%%
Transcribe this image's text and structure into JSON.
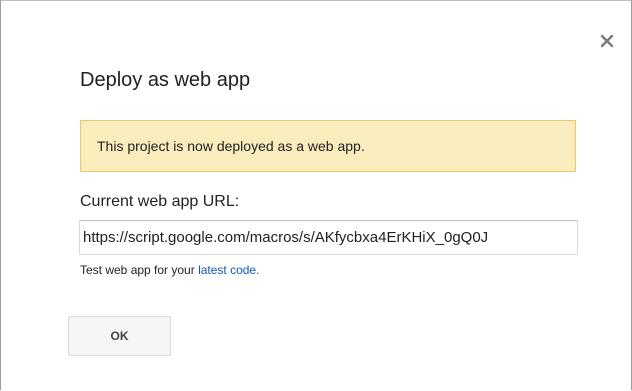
{
  "dialog": {
    "title": "Deploy as web app",
    "close_icon": "close-icon",
    "notice": "This project is now deployed as a web app.",
    "url_label": "Current web app URL:",
    "url_value": "https://script.google.com/macros/s/AKfycbxa4ErKHiX_0gQ0J",
    "hint_prefix": "Test web app for your ",
    "hint_link": "latest code.",
    "ok_label": "OK"
  },
  "colors": {
    "notice_background": "#f9edbe",
    "notice_border": "#f0c36d",
    "link": "#1155cc",
    "button_background": "#f5f5f5"
  }
}
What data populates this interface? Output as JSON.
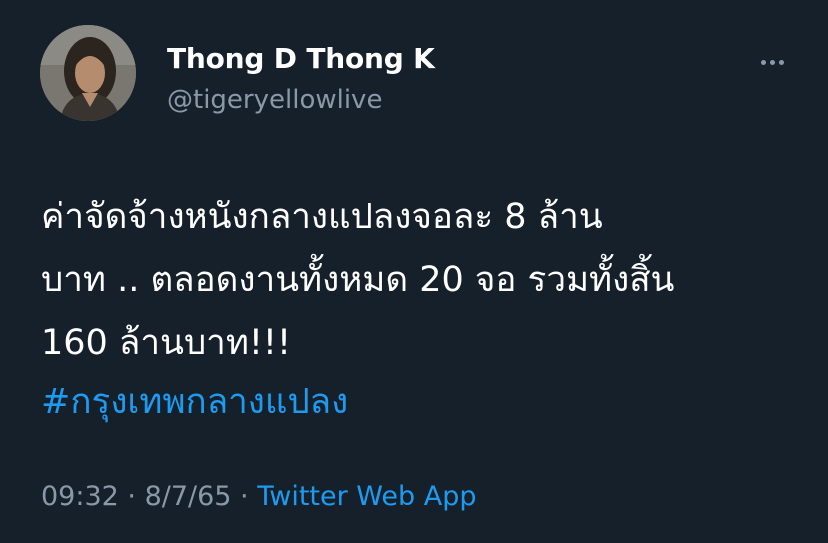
{
  "author": {
    "display_name": "Thong D Thong K",
    "handle": "@tigeryellowlive"
  },
  "more_icon": "more-horizontal-icon",
  "tweet": {
    "lines": [
      "ค่าจัดจ้างหนังกลางแปลงจอละ 8 ล้าน",
      "บาท .. ตลอดงานทั้งหมด 20 จอ  รวมทั้งสิ้น",
      "160 ล้านบาท!!!"
    ],
    "hashtag": "#กรุงเทพกลางแปลง"
  },
  "meta": {
    "time": "09:32",
    "separator": " · ",
    "date": "8/7/65",
    "source": "Twitter Web App"
  },
  "colors": {
    "background": "#15202b",
    "text": "#ffffff",
    "secondary": "#8b98a5",
    "accent": "#1d9bf0"
  }
}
%%
■ Your goal
Extract, word for word, every line from the one holding "What data populates" through the closing line of the data above. Do not include any pictures.

■ Reply to the task
What data populates this interface? Output as JSON.
{
  "author": {
    "display_name": "Thong D Thong K",
    "handle": "@tigeryellowlive"
  },
  "more_icon": "more-horizontal-icon",
  "tweet": {
    "lines": [
      "ค่าจัดจ้างหนังกลางแปลงจอละ 8 ล้าน",
      "บาท .. ตลอดงานทั้งหมด 20 จอ  รวมทั้งสิ้น",
      "160 ล้านบาท!!!"
    ],
    "hashtag": "#กรุงเทพกลางแปลง"
  },
  "meta": {
    "time": "09:32",
    "separator": " · ",
    "date": "8/7/65",
    "source": "Twitter Web App"
  },
  "colors": {
    "background": "#15202b",
    "text": "#ffffff",
    "secondary": "#8b98a5",
    "accent": "#1d9bf0"
  }
}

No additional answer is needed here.